Figure dataset records:
————————
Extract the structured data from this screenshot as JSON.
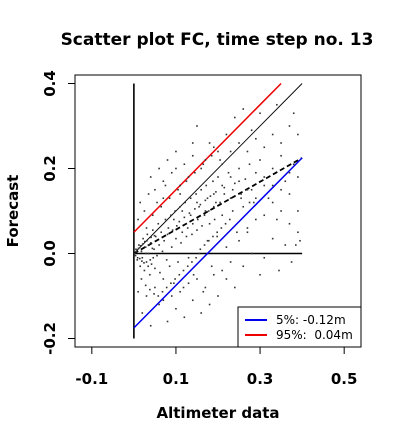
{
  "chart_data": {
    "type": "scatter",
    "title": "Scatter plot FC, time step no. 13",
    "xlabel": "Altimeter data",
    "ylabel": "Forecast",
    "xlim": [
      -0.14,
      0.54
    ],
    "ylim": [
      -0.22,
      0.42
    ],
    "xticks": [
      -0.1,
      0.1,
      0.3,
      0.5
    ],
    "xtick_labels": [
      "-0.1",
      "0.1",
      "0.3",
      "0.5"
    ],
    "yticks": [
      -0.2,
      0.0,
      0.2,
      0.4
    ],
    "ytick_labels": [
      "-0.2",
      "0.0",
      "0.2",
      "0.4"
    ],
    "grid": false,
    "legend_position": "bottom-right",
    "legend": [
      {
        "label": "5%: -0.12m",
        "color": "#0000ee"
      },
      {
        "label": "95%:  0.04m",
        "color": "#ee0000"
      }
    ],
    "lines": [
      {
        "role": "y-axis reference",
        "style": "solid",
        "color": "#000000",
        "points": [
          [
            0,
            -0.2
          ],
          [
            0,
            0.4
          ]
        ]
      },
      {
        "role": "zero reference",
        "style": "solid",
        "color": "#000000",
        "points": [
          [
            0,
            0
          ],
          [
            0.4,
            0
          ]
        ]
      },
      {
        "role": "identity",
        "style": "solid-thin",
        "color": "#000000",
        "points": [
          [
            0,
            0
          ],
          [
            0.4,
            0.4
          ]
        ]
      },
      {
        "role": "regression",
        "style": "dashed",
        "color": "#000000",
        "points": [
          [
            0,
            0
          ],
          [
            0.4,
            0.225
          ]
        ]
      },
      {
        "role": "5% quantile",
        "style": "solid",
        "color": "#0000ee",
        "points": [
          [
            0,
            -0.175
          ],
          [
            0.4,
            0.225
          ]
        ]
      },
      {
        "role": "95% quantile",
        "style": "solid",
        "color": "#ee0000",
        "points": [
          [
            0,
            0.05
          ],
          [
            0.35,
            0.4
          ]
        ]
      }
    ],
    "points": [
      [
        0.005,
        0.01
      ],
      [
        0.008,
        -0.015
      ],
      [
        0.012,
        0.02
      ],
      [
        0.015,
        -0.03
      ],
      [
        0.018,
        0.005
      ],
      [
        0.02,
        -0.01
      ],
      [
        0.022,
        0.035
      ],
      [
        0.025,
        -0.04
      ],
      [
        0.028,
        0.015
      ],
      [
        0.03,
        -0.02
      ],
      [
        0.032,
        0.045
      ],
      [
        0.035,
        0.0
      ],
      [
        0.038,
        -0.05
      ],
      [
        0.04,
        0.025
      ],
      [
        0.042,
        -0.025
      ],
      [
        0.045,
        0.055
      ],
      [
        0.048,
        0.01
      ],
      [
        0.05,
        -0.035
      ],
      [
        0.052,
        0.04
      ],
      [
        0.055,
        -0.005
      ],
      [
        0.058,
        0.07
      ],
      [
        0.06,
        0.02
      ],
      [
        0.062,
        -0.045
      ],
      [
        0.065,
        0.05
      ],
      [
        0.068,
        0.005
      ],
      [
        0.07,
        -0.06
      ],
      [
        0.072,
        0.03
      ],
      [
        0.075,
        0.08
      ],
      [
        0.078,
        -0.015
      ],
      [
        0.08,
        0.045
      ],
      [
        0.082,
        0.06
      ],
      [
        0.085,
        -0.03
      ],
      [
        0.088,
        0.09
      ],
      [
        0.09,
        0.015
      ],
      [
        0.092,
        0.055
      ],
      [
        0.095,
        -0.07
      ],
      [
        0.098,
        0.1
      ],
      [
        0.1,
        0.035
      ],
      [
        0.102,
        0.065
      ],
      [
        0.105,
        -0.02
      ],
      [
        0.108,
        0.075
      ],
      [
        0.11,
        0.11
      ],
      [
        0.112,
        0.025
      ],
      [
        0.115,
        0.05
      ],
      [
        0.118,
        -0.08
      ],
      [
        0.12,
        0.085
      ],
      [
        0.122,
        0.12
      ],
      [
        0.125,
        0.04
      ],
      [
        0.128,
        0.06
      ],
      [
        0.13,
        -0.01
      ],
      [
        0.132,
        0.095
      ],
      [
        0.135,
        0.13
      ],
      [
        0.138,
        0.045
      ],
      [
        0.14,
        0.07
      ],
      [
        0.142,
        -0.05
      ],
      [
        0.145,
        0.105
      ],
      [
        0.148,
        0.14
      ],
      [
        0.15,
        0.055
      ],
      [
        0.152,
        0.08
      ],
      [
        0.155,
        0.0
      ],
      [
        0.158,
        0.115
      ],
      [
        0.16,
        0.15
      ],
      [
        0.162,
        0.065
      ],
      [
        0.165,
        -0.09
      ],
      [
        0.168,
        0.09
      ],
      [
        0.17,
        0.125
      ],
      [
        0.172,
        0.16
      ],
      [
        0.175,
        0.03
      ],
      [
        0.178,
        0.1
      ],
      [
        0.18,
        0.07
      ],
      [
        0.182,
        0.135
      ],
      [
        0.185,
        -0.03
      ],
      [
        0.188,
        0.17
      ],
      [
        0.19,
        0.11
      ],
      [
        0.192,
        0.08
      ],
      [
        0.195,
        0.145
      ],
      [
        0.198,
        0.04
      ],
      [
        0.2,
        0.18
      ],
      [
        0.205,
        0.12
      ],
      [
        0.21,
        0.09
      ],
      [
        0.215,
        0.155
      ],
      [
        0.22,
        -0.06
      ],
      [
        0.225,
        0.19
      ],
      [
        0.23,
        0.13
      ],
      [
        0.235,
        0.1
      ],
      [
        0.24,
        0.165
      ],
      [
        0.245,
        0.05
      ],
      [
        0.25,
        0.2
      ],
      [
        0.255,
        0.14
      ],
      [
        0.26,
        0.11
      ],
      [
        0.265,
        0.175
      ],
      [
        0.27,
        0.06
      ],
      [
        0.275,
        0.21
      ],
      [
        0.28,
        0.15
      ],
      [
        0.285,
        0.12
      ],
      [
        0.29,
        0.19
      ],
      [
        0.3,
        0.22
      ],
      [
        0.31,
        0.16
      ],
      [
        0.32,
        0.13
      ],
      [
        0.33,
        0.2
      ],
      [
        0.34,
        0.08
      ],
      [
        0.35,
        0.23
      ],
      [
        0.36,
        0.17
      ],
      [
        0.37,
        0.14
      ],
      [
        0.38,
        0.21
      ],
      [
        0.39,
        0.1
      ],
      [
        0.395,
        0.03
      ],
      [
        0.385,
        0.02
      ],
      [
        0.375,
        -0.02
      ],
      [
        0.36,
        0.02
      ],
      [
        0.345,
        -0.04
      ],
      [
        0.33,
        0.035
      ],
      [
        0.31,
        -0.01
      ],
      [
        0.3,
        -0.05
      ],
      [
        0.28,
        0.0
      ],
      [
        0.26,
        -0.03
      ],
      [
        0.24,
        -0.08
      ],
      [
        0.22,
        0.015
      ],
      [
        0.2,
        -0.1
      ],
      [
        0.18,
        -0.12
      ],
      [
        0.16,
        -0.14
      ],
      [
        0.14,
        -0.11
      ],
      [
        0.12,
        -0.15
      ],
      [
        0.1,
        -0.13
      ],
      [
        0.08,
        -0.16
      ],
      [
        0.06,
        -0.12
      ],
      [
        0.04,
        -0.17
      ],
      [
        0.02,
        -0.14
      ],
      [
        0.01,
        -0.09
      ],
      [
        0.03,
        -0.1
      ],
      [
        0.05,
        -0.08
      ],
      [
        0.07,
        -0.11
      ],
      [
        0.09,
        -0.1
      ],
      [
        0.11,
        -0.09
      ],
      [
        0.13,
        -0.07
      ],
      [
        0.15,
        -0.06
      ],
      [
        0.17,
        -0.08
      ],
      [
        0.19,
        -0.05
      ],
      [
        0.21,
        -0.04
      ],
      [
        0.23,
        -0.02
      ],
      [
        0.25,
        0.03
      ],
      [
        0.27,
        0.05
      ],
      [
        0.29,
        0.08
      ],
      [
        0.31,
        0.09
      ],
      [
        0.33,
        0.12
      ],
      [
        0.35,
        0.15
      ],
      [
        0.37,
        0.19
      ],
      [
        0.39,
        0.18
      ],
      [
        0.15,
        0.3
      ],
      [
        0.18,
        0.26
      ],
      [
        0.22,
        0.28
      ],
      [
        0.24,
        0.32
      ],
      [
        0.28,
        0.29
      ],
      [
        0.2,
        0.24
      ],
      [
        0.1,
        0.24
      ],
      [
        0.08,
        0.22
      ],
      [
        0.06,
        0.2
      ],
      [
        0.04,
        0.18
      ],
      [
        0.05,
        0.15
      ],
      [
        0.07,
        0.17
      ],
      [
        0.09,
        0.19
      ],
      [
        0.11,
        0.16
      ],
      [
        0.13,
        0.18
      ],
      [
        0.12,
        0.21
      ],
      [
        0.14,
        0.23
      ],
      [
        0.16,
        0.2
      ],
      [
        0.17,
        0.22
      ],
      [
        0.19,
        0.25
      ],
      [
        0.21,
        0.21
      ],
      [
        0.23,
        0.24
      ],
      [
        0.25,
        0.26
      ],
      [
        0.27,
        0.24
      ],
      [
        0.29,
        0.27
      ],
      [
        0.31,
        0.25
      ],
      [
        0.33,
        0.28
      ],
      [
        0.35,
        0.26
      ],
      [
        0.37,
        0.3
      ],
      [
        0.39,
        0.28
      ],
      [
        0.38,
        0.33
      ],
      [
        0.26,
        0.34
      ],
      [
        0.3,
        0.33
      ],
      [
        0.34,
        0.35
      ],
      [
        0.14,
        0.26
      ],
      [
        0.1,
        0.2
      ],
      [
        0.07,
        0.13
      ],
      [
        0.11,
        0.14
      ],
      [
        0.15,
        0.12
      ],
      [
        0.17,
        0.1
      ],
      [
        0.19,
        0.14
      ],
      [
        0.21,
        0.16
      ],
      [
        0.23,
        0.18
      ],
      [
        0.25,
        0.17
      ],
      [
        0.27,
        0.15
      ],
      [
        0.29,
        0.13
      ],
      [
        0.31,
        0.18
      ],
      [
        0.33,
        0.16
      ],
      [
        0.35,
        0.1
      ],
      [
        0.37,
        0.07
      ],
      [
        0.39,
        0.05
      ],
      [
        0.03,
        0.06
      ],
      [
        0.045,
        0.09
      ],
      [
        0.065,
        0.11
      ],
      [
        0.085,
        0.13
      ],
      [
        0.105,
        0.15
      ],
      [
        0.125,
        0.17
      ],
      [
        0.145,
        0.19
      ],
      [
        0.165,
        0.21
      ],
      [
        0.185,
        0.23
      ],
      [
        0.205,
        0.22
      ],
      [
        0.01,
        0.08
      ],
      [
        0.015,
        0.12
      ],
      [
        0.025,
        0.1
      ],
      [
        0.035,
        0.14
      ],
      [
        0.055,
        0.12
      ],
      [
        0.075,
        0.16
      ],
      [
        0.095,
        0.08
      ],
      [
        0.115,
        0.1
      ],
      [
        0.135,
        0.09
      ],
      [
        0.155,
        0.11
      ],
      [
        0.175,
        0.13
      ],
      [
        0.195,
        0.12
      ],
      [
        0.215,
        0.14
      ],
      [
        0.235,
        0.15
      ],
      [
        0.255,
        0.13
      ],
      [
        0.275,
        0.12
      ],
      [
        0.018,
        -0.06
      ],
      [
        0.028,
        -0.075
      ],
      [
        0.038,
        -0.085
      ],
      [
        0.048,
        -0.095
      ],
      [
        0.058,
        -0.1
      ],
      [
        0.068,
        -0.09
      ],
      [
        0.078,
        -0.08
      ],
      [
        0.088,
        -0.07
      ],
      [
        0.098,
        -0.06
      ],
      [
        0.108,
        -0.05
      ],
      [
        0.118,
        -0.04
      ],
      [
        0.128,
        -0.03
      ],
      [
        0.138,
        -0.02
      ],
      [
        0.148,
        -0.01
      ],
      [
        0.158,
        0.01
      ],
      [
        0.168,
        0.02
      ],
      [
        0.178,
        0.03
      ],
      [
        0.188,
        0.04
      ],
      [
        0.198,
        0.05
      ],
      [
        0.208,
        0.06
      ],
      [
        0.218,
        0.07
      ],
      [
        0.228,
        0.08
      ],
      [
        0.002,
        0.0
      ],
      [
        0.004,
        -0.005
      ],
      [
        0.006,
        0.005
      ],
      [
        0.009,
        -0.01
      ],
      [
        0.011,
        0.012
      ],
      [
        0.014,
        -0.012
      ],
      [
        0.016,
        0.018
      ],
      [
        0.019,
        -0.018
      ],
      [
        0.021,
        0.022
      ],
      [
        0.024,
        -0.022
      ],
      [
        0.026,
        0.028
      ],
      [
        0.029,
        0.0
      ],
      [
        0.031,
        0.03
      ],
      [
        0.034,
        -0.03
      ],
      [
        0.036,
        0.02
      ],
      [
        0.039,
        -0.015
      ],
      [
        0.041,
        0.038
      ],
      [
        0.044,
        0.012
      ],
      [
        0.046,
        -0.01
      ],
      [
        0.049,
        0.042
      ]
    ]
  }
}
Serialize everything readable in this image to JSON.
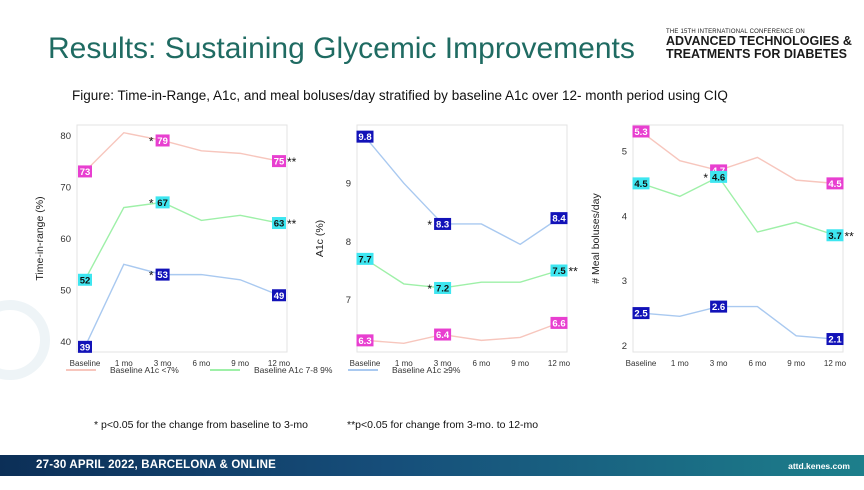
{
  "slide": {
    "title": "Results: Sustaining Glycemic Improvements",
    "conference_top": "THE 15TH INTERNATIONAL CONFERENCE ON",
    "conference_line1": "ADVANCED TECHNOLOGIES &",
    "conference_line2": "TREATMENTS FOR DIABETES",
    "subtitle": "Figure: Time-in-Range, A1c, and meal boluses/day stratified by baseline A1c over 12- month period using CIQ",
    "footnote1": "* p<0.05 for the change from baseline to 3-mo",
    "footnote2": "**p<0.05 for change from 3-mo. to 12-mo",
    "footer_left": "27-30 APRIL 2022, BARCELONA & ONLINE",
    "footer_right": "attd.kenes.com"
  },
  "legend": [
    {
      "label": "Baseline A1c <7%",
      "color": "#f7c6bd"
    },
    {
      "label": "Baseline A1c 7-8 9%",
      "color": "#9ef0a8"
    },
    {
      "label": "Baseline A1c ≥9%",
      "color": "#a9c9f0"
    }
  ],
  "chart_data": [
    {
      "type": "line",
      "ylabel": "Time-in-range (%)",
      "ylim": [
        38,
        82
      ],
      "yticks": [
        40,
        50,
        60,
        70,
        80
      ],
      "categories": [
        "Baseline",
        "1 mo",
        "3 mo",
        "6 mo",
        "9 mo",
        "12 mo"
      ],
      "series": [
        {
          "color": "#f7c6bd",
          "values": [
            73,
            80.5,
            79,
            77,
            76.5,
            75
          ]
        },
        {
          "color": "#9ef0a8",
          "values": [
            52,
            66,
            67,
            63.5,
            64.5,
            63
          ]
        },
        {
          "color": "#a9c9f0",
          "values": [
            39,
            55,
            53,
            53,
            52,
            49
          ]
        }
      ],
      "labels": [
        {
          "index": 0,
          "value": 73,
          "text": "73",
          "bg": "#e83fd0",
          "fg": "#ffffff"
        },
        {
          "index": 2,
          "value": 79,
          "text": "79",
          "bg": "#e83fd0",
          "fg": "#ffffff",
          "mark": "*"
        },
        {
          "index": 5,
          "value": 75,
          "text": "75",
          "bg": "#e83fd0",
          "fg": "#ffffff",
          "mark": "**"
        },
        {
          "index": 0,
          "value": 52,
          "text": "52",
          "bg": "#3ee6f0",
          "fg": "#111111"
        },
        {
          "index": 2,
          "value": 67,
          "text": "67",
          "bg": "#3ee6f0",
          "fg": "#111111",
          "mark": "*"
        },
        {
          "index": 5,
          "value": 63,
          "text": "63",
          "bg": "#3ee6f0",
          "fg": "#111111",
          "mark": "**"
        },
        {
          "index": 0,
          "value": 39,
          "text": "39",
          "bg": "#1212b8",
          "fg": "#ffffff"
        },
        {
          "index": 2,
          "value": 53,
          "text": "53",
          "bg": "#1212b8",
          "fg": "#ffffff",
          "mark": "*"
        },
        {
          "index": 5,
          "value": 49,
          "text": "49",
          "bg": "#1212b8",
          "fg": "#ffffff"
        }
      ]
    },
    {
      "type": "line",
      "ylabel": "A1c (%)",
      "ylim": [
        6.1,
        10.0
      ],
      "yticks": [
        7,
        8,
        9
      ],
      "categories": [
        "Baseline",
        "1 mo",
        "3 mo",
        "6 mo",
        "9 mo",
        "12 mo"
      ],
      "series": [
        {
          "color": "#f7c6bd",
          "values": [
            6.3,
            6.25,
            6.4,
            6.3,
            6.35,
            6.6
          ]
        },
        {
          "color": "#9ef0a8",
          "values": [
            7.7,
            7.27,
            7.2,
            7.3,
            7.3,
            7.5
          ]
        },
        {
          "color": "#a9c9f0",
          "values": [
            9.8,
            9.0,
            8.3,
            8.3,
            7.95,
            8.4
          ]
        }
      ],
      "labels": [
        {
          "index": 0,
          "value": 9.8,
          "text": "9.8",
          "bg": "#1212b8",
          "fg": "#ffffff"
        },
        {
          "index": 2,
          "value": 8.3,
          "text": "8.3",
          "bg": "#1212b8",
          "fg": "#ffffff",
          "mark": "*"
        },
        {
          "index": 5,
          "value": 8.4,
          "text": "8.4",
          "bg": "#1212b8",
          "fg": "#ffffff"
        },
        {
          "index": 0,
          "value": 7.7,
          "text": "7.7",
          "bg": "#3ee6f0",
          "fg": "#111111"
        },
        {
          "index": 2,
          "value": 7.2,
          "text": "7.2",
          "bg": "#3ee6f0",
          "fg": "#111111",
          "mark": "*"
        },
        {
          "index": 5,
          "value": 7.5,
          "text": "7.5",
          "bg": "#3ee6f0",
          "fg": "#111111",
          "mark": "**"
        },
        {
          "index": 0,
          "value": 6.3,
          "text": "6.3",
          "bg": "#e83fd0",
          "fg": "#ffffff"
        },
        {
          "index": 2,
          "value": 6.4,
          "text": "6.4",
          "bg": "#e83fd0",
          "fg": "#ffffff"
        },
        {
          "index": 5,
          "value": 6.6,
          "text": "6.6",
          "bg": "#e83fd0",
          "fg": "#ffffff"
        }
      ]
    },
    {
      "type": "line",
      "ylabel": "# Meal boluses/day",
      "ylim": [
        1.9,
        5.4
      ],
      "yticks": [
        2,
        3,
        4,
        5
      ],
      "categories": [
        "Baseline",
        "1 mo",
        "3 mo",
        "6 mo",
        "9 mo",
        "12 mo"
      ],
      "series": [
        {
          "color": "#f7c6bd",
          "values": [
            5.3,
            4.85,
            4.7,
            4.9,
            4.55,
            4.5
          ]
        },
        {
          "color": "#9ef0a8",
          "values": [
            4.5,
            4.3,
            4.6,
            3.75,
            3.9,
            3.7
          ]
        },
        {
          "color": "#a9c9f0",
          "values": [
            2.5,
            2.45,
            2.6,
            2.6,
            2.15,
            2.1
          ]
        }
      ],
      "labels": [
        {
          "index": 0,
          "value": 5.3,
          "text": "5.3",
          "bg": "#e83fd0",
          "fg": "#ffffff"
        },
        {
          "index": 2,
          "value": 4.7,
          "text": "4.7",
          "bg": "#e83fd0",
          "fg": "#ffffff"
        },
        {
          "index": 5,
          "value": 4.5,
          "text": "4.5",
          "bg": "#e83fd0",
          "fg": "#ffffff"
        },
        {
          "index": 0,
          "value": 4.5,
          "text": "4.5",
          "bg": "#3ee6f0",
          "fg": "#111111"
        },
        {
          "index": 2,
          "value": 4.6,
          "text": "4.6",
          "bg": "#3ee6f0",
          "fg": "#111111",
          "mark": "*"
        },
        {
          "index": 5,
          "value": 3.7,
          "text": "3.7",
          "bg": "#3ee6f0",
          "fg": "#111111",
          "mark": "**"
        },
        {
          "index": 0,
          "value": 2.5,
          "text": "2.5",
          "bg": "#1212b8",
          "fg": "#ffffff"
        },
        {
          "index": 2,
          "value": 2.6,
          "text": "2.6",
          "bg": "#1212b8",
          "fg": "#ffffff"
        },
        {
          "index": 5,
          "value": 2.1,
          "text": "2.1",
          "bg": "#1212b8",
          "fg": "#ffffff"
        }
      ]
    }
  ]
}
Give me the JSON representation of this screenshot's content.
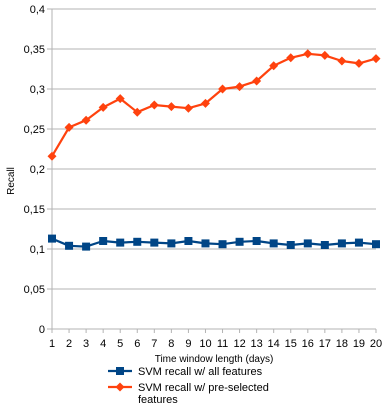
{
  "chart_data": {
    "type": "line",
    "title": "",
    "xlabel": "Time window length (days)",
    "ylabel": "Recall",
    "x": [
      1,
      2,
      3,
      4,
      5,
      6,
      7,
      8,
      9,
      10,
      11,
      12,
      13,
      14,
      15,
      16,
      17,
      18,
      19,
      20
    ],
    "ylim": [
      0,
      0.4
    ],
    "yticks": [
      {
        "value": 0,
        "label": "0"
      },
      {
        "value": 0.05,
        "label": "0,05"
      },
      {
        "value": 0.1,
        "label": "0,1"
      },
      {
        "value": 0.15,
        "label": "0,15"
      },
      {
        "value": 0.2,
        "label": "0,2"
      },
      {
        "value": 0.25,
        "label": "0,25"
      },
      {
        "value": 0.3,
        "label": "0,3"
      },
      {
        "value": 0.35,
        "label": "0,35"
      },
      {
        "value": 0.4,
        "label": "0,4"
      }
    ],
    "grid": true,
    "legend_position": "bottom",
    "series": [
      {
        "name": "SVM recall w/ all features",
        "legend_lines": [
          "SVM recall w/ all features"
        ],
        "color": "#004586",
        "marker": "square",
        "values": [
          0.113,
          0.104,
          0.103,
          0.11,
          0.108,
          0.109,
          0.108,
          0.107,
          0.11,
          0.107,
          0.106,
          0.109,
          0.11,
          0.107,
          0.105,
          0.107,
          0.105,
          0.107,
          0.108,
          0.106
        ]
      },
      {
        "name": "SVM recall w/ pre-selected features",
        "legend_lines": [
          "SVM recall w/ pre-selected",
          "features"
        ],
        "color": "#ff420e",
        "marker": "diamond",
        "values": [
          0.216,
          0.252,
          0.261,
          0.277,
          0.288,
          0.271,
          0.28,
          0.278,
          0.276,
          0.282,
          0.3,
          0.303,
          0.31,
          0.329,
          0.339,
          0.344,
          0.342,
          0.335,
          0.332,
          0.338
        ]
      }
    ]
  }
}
————————
- [Aim of the task]: Using the records above, gather all lines where the string "name" is present.

- [Written answer]:
        "name": "SVM recall w/ all features",
        "name": "SVM recall w/ pre-selected features",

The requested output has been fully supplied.